- [Work instructions] Your task is to repeat all of the data exactly while excluding the pictures.

[Data listing]
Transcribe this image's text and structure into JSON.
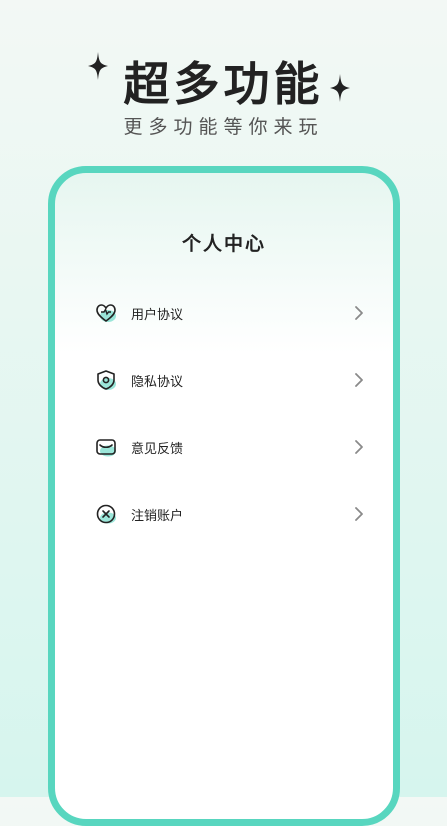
{
  "headline": {
    "title": "超多功能",
    "subtitle": "更多功能等你来玩"
  },
  "screen": {
    "title": "个人中心",
    "menu_items": [
      {
        "label": "用户协议",
        "icon": "heart-shield-icon"
      },
      {
        "label": "隐私协议",
        "icon": "privacy-shield-icon"
      },
      {
        "label": "意见反馈",
        "icon": "mail-icon"
      },
      {
        "label": "注销账户",
        "icon": "close-circle-icon"
      }
    ]
  },
  "colors": {
    "accent": "#58d6bf",
    "text": "#222222",
    "chevron": "#8a8a8a"
  }
}
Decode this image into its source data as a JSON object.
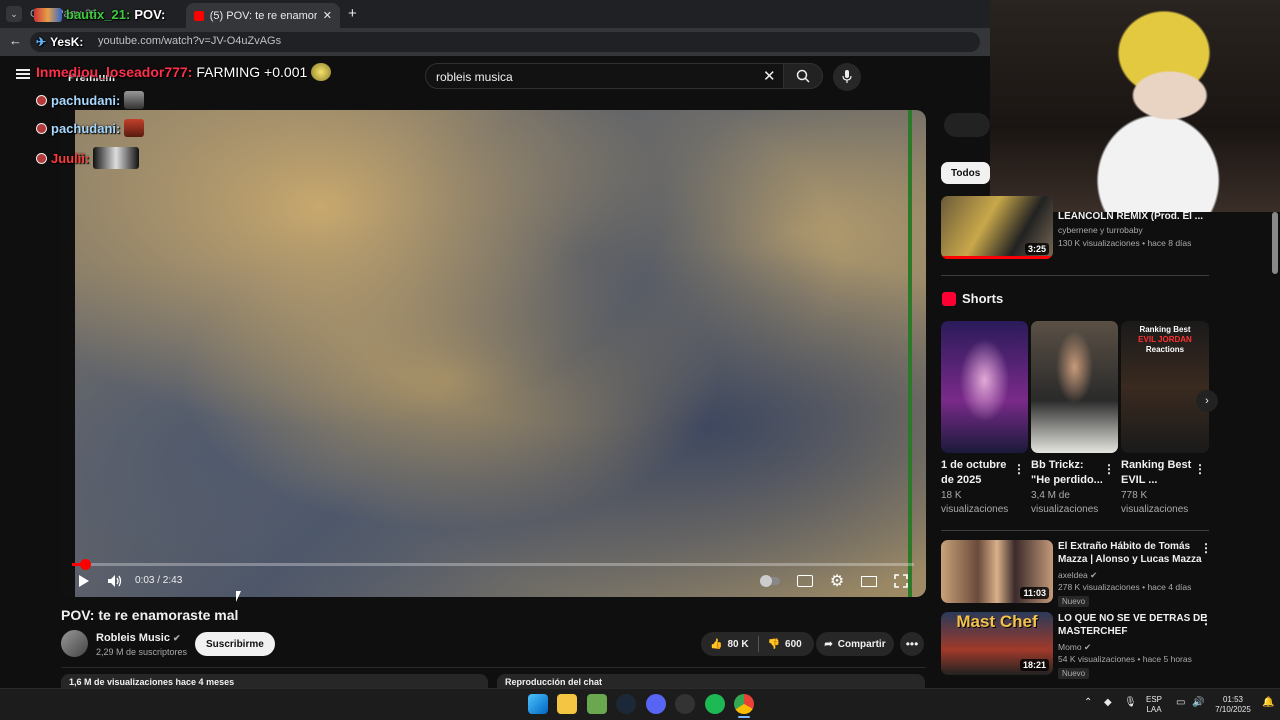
{
  "browser": {
    "tab_inactive_label": "Co... Pagu 21",
    "tab_active_label": "(5) POV: te re enamoraste mal",
    "new_tab_icon": "plus-icon",
    "url": "youtube.com/watch?v=JV-O4uZvAGs"
  },
  "youtube": {
    "logo_label": "Premium",
    "search_query": "robleis musica",
    "video": {
      "title": "POV: te re enamoraste mal",
      "time": "0:03 / 2:43",
      "progress_fraction": 0.012,
      "channel": "Robleis Music",
      "subscribers": "2,29 M de suscriptores",
      "subscribe_label": "Suscribirme",
      "likes": "80 K",
      "dislikes": "600",
      "share_label": "Compartir",
      "description_preview": "1,6 M de visualizaciones  hace 4 meses",
      "chat_replay_label": "Reproducción del chat"
    },
    "sidebar": {
      "chip_all": "Todos",
      "top_video": {
        "title": "LEANCOLN REMIX (Prod. El ...",
        "channel": "cybernene y turrobaby",
        "meta": "130 K visualizaciones • hace 8 días",
        "duration": "3:25"
      },
      "shorts_heading": "Shorts",
      "shorts": [
        {
          "title_line1": "1 de octubre",
          "title_line2": "de 2025",
          "views_line1": "18 K",
          "views_line2": "visualizaciones"
        },
        {
          "title_line1": "Bb Trickz:",
          "title_line2": "\"He perdido...",
          "views_line1": "3,4 M de",
          "views_line2": "visualizaciones"
        },
        {
          "title_line1": "Ranking Best",
          "title_line2": "EVIL ...",
          "views_line1": "778 K",
          "views_line2": "visualizaciones",
          "thumb_caption_1": "Ranking Best",
          "thumb_caption_2": "EVIL JORDAN",
          "thumb_caption_3": "Reactions"
        }
      ],
      "videos": [
        {
          "title_line1": "El Extraño Hábito de Tomás",
          "title_line2": "Mazza | Alonso y Lucas Mazza",
          "channel": "axeldea",
          "meta": "278 K visualizaciones • hace 4 días",
          "badge": "Nuevo",
          "duration": "11:03"
        },
        {
          "title_line1": "LO QUE NO SE VE DETRAS DE",
          "title_line2": "MASTERCHEF",
          "channel": "Momo",
          "meta": "54 K visualizaciones • hace 5 horas",
          "badge": "Nuevo",
          "duration": "18:21",
          "thumb_caption": "Mast Chef"
        }
      ]
    }
  },
  "stream_overlay": {
    "chat": [
      {
        "user": "bautix_21:",
        "message": "POV:"
      },
      {
        "user": "YesK:",
        "message": ""
      },
      {
        "user": "Inmediou_loseador777:",
        "message": "FARMING +0.001"
      },
      {
        "user": "pachudani:",
        "message": ""
      },
      {
        "user": "pachudani:",
        "message": ""
      },
      {
        "user": "Juulii:",
        "message": ""
      }
    ]
  },
  "taskbar": {
    "language": "ESP",
    "layout": "LAA",
    "time": "01:53",
    "date": "7/10/2025"
  },
  "colors": {
    "accent": "#ff0000",
    "background": "#0f0f0f",
    "chip": "#272727"
  }
}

- [Full solution]
Transcribe this image's text and structure into JSON.
{
  "headline": {
    "title": "超多功能",
    "subtitle": "更多功能等你来玩"
  },
  "screen": {
    "title": "个人中心",
    "menu_items": [
      {
        "label": "用户协议",
        "icon": "heart-shield-icon"
      },
      {
        "label": "隐私协议",
        "icon": "privacy-shield-icon"
      },
      {
        "label": "意见反馈",
        "icon": "mail-icon"
      },
      {
        "label": "注销账户",
        "icon": "close-circle-icon"
      }
    ]
  },
  "colors": {
    "accent": "#58d6bf",
    "text": "#222222",
    "chevron": "#8a8a8a"
  }
}
Decode this image into its source data as a JSON object.
{
  "browser": {
    "tab_inactive_label": "Co... Pagu 21",
    "tab_active_label": "(5) POV: te re enamoraste mal",
    "new_tab_icon": "plus-icon",
    "url": "youtube.com/watch?v=JV-O4uZvAGs"
  },
  "youtube": {
    "logo_label": "Premium",
    "search_query": "robleis musica",
    "video": {
      "title": "POV: te re enamoraste mal",
      "time": "0:03 / 2:43",
      "progress_fraction": 0.012,
      "channel": "Robleis Music",
      "subscribers": "2,29 M de suscriptores",
      "subscribe_label": "Suscribirme",
      "likes": "80 K",
      "dislikes": "600",
      "share_label": "Compartir",
      "description_preview": "1,6 M de visualizaciones  hace 4 meses",
      "chat_replay_label": "Reproducción del chat"
    },
    "sidebar": {
      "chip_all": "Todos",
      "top_video": {
        "title": "LEANCOLN REMIX (Prod. El ...",
        "channel": "cybernene y turrobaby",
        "meta": "130 K visualizaciones • hace 8 días",
        "duration": "3:25"
      },
      "shorts_heading": "Shorts",
      "shorts": [
        {
          "title_line1": "1 de octubre",
          "title_line2": "de 2025",
          "views_line1": "18 K",
          "views_line2": "visualizaciones"
        },
        {
          "title_line1": "Bb Trickz:",
          "title_line2": "\"He perdido...",
          "views_line1": "3,4 M de",
          "views_line2": "visualizaciones"
        },
        {
          "title_line1": "Ranking Best",
          "title_line2": "EVIL ...",
          "views_line1": "778 K",
          "views_line2": "visualizaciones",
          "thumb_caption_1": "Ranking Best",
          "thumb_caption_2": "EVIL JORDAN",
          "thumb_caption_3": "Reactions"
        }
      ],
      "videos": [
        {
          "title_line1": "El Extraño Hábito de Tomás",
          "title_line2": "Mazza | Alonso y Lucas Mazza",
          "channel": "axeldea",
          "meta": "278 K visualizaciones • hace 4 días",
          "badge": "Nuevo",
          "duration": "11:03"
        },
        {
          "title_line1": "LO QUE NO SE VE DETRAS DE",
          "title_line2": "MASTERCHEF",
          "channel": "Momo",
          "meta": "54 K visualizaciones • hace 5 horas",
          "badge": "Nuevo",
          "duration": "18:21",
          "thumb_caption": "Mast Chef"
        }
      ]
    }
  },
  "stream_overlay": {
    "chat": [
      {
        "user": "bautix_21:",
        "message": "POV:"
      },
      {
        "user": "YesK:",
        "message": ""
      },
      {
        "user": "Inmediou_loseador777:",
        "message": "FARMING +0.001"
      },
      {
        "user": "pachudani:",
        "message": ""
      },
      {
        "user": "pachudani:",
        "message": ""
      },
      {
        "user": "Juulii:",
        "message": ""
      }
    ]
  },
  "taskbar": {
    "language": "ESP",
    "layout": "LAA",
    "time": "01:53",
    "date": "7/10/2025"
  },
  "colors": {
    "accent": "#ff0000",
    "background": "#0f0f0f",
    "chip": "#272727"
  }
}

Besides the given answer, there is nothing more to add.